• WHAT TO PRODUCE: Repeat all of the data precisely.

• ENTRIES:
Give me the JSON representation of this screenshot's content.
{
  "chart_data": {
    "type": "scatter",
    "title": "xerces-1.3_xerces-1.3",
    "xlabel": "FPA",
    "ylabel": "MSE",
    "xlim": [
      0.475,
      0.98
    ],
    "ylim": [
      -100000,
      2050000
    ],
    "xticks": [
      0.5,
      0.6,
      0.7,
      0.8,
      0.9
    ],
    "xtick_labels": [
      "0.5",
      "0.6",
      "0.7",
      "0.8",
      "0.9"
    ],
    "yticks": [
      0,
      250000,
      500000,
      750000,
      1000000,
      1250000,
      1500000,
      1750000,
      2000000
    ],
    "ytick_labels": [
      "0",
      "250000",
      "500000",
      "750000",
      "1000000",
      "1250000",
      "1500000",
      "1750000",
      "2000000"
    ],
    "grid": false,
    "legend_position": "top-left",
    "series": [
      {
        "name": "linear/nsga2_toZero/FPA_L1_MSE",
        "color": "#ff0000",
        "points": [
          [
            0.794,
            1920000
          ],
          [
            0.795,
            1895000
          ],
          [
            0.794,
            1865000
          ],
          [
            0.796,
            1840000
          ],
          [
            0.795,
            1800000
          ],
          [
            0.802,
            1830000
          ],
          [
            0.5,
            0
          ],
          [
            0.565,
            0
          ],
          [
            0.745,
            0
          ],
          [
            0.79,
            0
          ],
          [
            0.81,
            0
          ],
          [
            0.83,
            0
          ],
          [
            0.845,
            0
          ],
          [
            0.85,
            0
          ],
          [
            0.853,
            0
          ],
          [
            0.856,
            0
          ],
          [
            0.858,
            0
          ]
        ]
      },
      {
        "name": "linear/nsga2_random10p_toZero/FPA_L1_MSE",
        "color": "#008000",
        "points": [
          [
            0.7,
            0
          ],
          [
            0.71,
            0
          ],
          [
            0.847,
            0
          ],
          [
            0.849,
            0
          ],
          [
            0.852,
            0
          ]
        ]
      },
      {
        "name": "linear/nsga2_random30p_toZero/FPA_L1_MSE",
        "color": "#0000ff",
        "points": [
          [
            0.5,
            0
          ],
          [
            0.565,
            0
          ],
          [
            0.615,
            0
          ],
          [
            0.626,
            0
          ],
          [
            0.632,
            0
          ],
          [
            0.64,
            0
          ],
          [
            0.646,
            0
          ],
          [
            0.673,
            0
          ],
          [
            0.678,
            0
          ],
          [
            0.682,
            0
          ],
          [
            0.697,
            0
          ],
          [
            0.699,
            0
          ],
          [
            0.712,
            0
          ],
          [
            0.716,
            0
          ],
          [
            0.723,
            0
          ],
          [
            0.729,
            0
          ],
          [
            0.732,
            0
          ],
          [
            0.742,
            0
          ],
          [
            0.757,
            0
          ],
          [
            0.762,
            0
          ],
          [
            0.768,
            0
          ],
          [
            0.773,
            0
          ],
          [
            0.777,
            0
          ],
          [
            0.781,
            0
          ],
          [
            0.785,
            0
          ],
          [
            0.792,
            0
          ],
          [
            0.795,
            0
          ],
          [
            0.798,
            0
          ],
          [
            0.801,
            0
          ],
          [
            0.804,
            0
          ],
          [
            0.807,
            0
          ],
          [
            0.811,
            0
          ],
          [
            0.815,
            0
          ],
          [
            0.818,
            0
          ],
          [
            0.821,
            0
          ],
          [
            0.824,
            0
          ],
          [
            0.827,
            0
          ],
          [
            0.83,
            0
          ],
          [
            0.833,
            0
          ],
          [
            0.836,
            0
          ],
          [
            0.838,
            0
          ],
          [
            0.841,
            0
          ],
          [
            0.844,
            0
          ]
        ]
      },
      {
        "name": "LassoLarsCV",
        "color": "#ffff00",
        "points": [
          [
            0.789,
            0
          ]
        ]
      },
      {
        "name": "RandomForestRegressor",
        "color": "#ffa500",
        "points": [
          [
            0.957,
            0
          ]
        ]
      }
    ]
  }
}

• SOLUTION BELOW:
Give me the JSON representation of this screenshot's content.
{
  "chart_data": {
    "type": "scatter",
    "title": "xerces-1.3_xerces-1.3",
    "xlabel": "FPA",
    "ylabel": "MSE",
    "xlim": [
      0.475,
      0.98
    ],
    "ylim": [
      -100000,
      2050000
    ],
    "xticks": [
      0.5,
      0.6,
      0.7,
      0.8,
      0.9
    ],
    "xtick_labels": [
      "0.5",
      "0.6",
      "0.7",
      "0.8",
      "0.9"
    ],
    "yticks": [
      0,
      250000,
      500000,
      750000,
      1000000,
      1250000,
      1500000,
      1750000,
      2000000
    ],
    "ytick_labels": [
      "0",
      "250000",
      "500000",
      "750000",
      "1000000",
      "1250000",
      "1500000",
      "1750000",
      "2000000"
    ],
    "grid": false,
    "legend_position": "top-left",
    "series": [
      {
        "name": "linear/nsga2_toZero/FPA_L1_MSE",
        "color": "#ff0000",
        "points": [
          [
            0.794,
            1920000
          ],
          [
            0.795,
            1895000
          ],
          [
            0.794,
            1865000
          ],
          [
            0.796,
            1840000
          ],
          [
            0.795,
            1800000
          ],
          [
            0.802,
            1830000
          ],
          [
            0.5,
            0
          ],
          [
            0.565,
            0
          ],
          [
            0.745,
            0
          ],
          [
            0.79,
            0
          ],
          [
            0.81,
            0
          ],
          [
            0.83,
            0
          ],
          [
            0.845,
            0
          ],
          [
            0.85,
            0
          ],
          [
            0.853,
            0
          ],
          [
            0.856,
            0
          ],
          [
            0.858,
            0
          ]
        ]
      },
      {
        "name": "linear/nsga2_random10p_toZero/FPA_L1_MSE",
        "color": "#008000",
        "points": [
          [
            0.7,
            0
          ],
          [
            0.71,
            0
          ],
          [
            0.847,
            0
          ],
          [
            0.849,
            0
          ],
          [
            0.852,
            0
          ]
        ]
      },
      {
        "name": "linear/nsga2_random30p_toZero/FPA_L1_MSE",
        "color": "#0000ff",
        "points": [
          [
            0.5,
            0
          ],
          [
            0.565,
            0
          ],
          [
            0.615,
            0
          ],
          [
            0.626,
            0
          ],
          [
            0.632,
            0
          ],
          [
            0.64,
            0
          ],
          [
            0.646,
            0
          ],
          [
            0.673,
            0
          ],
          [
            0.678,
            0
          ],
          [
            0.682,
            0
          ],
          [
            0.697,
            0
          ],
          [
            0.699,
            0
          ],
          [
            0.712,
            0
          ],
          [
            0.716,
            0
          ],
          [
            0.723,
            0
          ],
          [
            0.729,
            0
          ],
          [
            0.732,
            0
          ],
          [
            0.742,
            0
          ],
          [
            0.757,
            0
          ],
          [
            0.762,
            0
          ],
          [
            0.768,
            0
          ],
          [
            0.773,
            0
          ],
          [
            0.777,
            0
          ],
          [
            0.781,
            0
          ],
          [
            0.785,
            0
          ],
          [
            0.792,
            0
          ],
          [
            0.795,
            0
          ],
          [
            0.798,
            0
          ],
          [
            0.801,
            0
          ],
          [
            0.804,
            0
          ],
          [
            0.807,
            0
          ],
          [
            0.811,
            0
          ],
          [
            0.815,
            0
          ],
          [
            0.818,
            0
          ],
          [
            0.821,
            0
          ],
          [
            0.824,
            0
          ],
          [
            0.827,
            0
          ],
          [
            0.83,
            0
          ],
          [
            0.833,
            0
          ],
          [
            0.836,
            0
          ],
          [
            0.838,
            0
          ],
          [
            0.841,
            0
          ],
          [
            0.844,
            0
          ]
        ]
      },
      {
        "name": "LassoLarsCV",
        "color": "#ffff00",
        "points": [
          [
            0.789,
            0
          ]
        ]
      },
      {
        "name": "RandomForestRegressor",
        "color": "#ffa500",
        "points": [
          [
            0.957,
            0
          ]
        ]
      }
    ]
  }
}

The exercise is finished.